(Dataset records)
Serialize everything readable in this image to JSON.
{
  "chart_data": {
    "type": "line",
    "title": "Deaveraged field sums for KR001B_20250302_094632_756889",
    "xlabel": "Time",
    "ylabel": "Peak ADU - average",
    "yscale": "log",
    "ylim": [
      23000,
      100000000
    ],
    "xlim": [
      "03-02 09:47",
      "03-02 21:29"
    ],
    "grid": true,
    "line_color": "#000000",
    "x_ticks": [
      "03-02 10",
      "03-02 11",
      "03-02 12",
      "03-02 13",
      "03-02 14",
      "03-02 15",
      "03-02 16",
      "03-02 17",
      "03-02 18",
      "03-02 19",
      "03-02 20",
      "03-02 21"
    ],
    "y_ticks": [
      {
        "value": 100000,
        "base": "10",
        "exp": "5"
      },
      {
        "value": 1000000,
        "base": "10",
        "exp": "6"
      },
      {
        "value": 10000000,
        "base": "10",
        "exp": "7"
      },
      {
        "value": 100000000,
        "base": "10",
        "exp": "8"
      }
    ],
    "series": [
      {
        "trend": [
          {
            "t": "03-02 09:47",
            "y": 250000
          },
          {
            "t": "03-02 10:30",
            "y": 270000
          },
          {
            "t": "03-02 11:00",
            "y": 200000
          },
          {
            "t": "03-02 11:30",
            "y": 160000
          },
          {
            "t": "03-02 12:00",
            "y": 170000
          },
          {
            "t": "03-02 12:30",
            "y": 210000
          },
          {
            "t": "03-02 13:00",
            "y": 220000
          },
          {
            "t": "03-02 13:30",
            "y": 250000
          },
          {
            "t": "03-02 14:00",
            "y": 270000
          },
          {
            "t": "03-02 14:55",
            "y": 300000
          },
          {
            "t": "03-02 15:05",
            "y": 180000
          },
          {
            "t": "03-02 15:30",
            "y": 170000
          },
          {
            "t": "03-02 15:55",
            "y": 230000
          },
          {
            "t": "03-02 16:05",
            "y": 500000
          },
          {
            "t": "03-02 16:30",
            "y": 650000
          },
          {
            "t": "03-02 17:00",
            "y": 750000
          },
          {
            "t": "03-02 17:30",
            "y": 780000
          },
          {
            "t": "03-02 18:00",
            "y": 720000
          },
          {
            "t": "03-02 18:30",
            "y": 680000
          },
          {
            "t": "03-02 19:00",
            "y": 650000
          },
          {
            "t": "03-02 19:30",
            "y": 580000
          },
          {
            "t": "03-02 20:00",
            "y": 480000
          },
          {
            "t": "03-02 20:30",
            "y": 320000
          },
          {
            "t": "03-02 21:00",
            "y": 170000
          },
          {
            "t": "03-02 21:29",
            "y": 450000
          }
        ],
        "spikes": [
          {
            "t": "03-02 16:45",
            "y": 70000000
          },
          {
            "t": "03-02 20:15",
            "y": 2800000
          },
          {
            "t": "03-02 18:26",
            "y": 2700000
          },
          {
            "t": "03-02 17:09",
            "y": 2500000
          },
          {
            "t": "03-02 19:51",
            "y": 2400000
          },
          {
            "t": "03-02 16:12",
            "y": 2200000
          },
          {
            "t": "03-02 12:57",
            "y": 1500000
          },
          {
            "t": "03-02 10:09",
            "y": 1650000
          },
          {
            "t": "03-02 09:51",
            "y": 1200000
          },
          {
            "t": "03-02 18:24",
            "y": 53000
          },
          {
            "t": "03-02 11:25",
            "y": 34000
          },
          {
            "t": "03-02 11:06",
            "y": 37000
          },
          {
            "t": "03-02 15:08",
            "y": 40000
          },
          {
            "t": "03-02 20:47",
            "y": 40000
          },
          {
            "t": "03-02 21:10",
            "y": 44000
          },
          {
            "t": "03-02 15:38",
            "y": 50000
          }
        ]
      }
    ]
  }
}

## Task directions
Extract the listing in its entirety and repeat it exactly.

## Finished task
Serialize everything readable in this image to JSON.
{
  "chart_data": {
    "type": "line",
    "title": "Deaveraged field sums for KR001B_20250302_094632_756889",
    "xlabel": "Time",
    "ylabel": "Peak ADU - average",
    "yscale": "log",
    "ylim": [
      23000,
      100000000
    ],
    "xlim": [
      "03-02 09:47",
      "03-02 21:29"
    ],
    "grid": true,
    "line_color": "#000000",
    "x_ticks": [
      "03-02 10",
      "03-02 11",
      "03-02 12",
      "03-02 13",
      "03-02 14",
      "03-02 15",
      "03-02 16",
      "03-02 17",
      "03-02 18",
      "03-02 19",
      "03-02 20",
      "03-02 21"
    ],
    "y_ticks": [
      {
        "value": 100000,
        "base": "10",
        "exp": "5"
      },
      {
        "value": 1000000,
        "base": "10",
        "exp": "6"
      },
      {
        "value": 10000000,
        "base": "10",
        "exp": "7"
      },
      {
        "value": 100000000,
        "base": "10",
        "exp": "8"
      }
    ],
    "series": [
      {
        "trend": [
          {
            "t": "03-02 09:47",
            "y": 250000
          },
          {
            "t": "03-02 10:30",
            "y": 270000
          },
          {
            "t": "03-02 11:00",
            "y": 200000
          },
          {
            "t": "03-02 11:30",
            "y": 160000
          },
          {
            "t": "03-02 12:00",
            "y": 170000
          },
          {
            "t": "03-02 12:30",
            "y": 210000
          },
          {
            "t": "03-02 13:00",
            "y": 220000
          },
          {
            "t": "03-02 13:30",
            "y": 250000
          },
          {
            "t": "03-02 14:00",
            "y": 270000
          },
          {
            "t": "03-02 14:55",
            "y": 300000
          },
          {
            "t": "03-02 15:05",
            "y": 180000
          },
          {
            "t": "03-02 15:30",
            "y": 170000
          },
          {
            "t": "03-02 15:55",
            "y": 230000
          },
          {
            "t": "03-02 16:05",
            "y": 500000
          },
          {
            "t": "03-02 16:30",
            "y": 650000
          },
          {
            "t": "03-02 17:00",
            "y": 750000
          },
          {
            "t": "03-02 17:30",
            "y": 780000
          },
          {
            "t": "03-02 18:00",
            "y": 720000
          },
          {
            "t": "03-02 18:30",
            "y": 680000
          },
          {
            "t": "03-02 19:00",
            "y": 650000
          },
          {
            "t": "03-02 19:30",
            "y": 580000
          },
          {
            "t": "03-02 20:00",
            "y": 480000
          },
          {
            "t": "03-02 20:30",
            "y": 320000
          },
          {
            "t": "03-02 21:00",
            "y": 170000
          },
          {
            "t": "03-02 21:29",
            "y": 450000
          }
        ],
        "spikes": [
          {
            "t": "03-02 16:45",
            "y": 70000000
          },
          {
            "t": "03-02 20:15",
            "y": 2800000
          },
          {
            "t": "03-02 18:26",
            "y": 2700000
          },
          {
            "t": "03-02 17:09",
            "y": 2500000
          },
          {
            "t": "03-02 19:51",
            "y": 2400000
          },
          {
            "t": "03-02 16:12",
            "y": 2200000
          },
          {
            "t": "03-02 12:57",
            "y": 1500000
          },
          {
            "t": "03-02 10:09",
            "y": 1650000
          },
          {
            "t": "03-02 09:51",
            "y": 1200000
          },
          {
            "t": "03-02 18:24",
            "y": 53000
          },
          {
            "t": "03-02 11:25",
            "y": 34000
          },
          {
            "t": "03-02 11:06",
            "y": 37000
          },
          {
            "t": "03-02 15:08",
            "y": 40000
          },
          {
            "t": "03-02 20:47",
            "y": 40000
          },
          {
            "t": "03-02 21:10",
            "y": 44000
          },
          {
            "t": "03-02 15:38",
            "y": 50000
          }
        ]
      }
    ]
  }
}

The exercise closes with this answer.